:: BRANO FORNITO
La cinepresa si sposta in Sicilia in una notte di lavoro nel battello di Domenico Mendolia. “Devi avere il mestiere nel sangue. Andare tutti i giorni a pescare: prendi qualcosa oppure no. Esercito una pesca locale a dodici miglia dalla costa che viene fatta nei periodi regolamentati. Si pesca anche all’amo…”
Alessia Zecchini, apneista, la “donna più profonda del mondo”, ben 17 ori olimpionici, 38 record mondiali, ha toccato la profondità di 123 metri in assetto costante. E’ mattino presto: a bordo di un’imbarcazione si concentra sulla preparazione atletica prima di scendere in acqua. “Controllo le emozioni, cerco di non pensare a nulla prima di lanciarmi. Mi concentro sull’aria che respiro, la tranquillità e la voglia vivere” spiega, mentre infila una tuta nera. Un attimo e si tuffa nel blu. L’occhio della telecamera la segue mentre scende lentamente in profondità. Praterie di alghe e fiori ondeggiano al passaggio: pare che respirino allo stesso ritmo dei branchi argentei di pesci. Una razza gigantesca vola maestosa tra la sabbia e la vegetazione. Cernie, sgombri velocissimi, e tonni.
::::
:: DATI DI PARTENZA
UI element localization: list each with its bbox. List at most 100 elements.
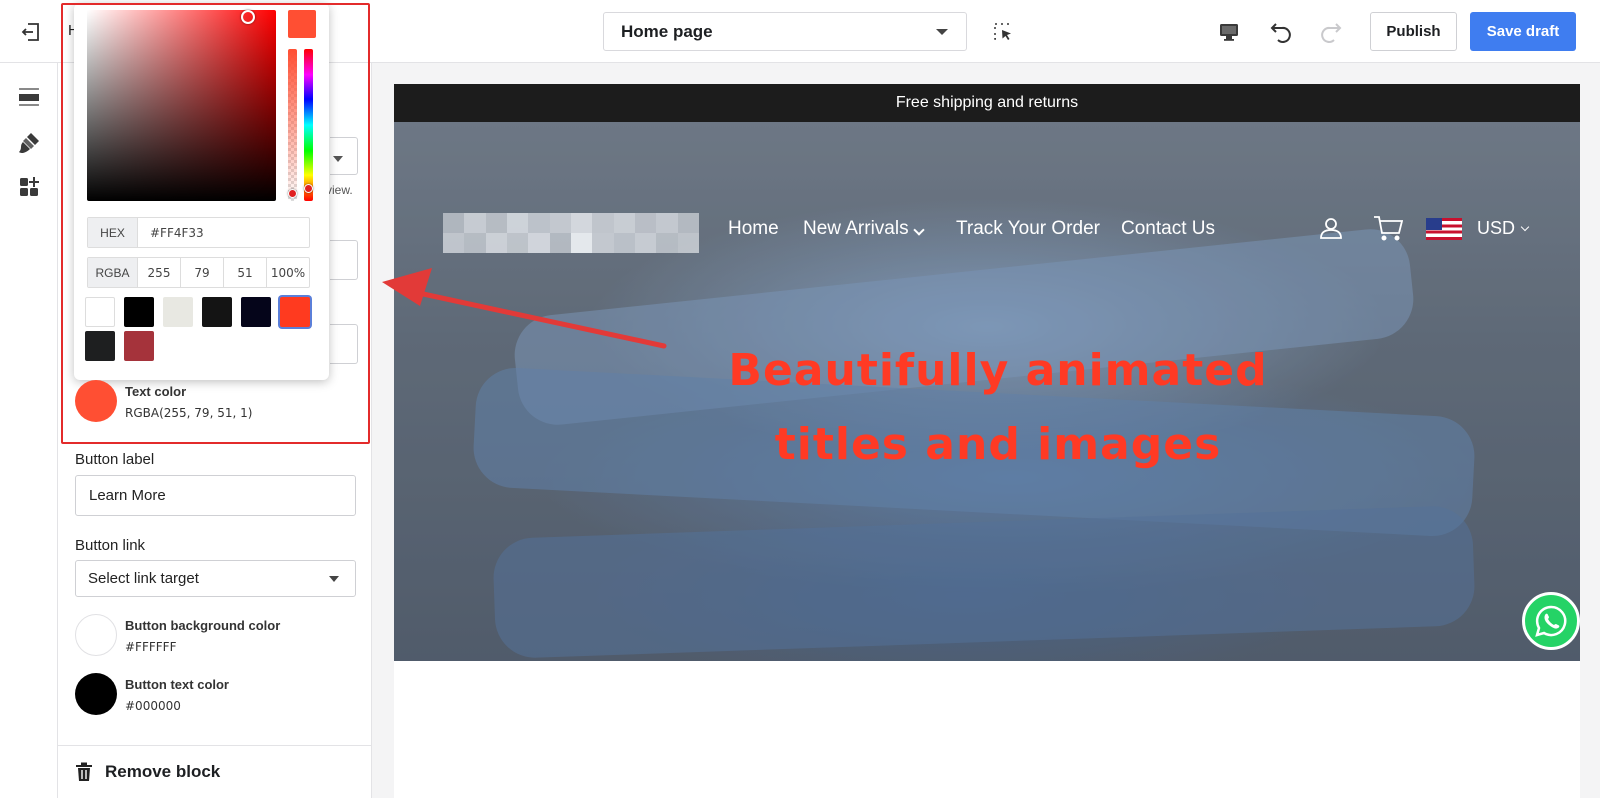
::::
• **ESERCIZIO BREVE 1**: Trascrivi dal brano tutto il tratto che va da "Alessia Zecchini, apneista, la" fino a "velocissimi, e tonni.".
• **ESERCIZIO BREVE 2**:
Rispondi a queste domande sul brano.
(a) A quante miglia dalla costa esercita la pesca Domenico Mendolia?
(b) Quale profondità ha toccato Alessia Zecchini in assetto costante?
(c) Di che colore è la tuta che Alessia Zecchini infila prima di tuffarsi?
Per rispondere serve soltanto il brano, non il materiale.

• **RISULTATO FINALE 1**:
Alessia Zecchini, apneista, la “donna più profonda del mondo”, ben 17 ori olimpionici, 38 record mondiali, ha toccato la profondità di 123 metri in assetto costante. E’ mattino presto: a bordo di un’imbarcazione si concentra sulla preparazione atletica prima di scendere in acqua. “Controllo le emozioni, cerco di non pensare a nulla prima di lanciarmi. Mi concentro sull’aria che respiro, la tranquillità e la voglia vivere” spiega, mentre infila una tuta nera. Un attimo e si tuffa nel blu. L’occhio della telecamera la segue mentre scende lentamente in profondità. Praterie di alghe e fiori ondeggiano al passaggio: pare che respirino allo stesso ritmo dei branchi argentei di pesci. Una razza gigantesca vola maestosa tra la sabbia e la vegetazione. Cernie, sgombri velocissimi, e tonni.

• **RISULTATO FINALE 2**:
(a) A dodici miglia dalla costa.
(b) 123 metri.
(c) Nera.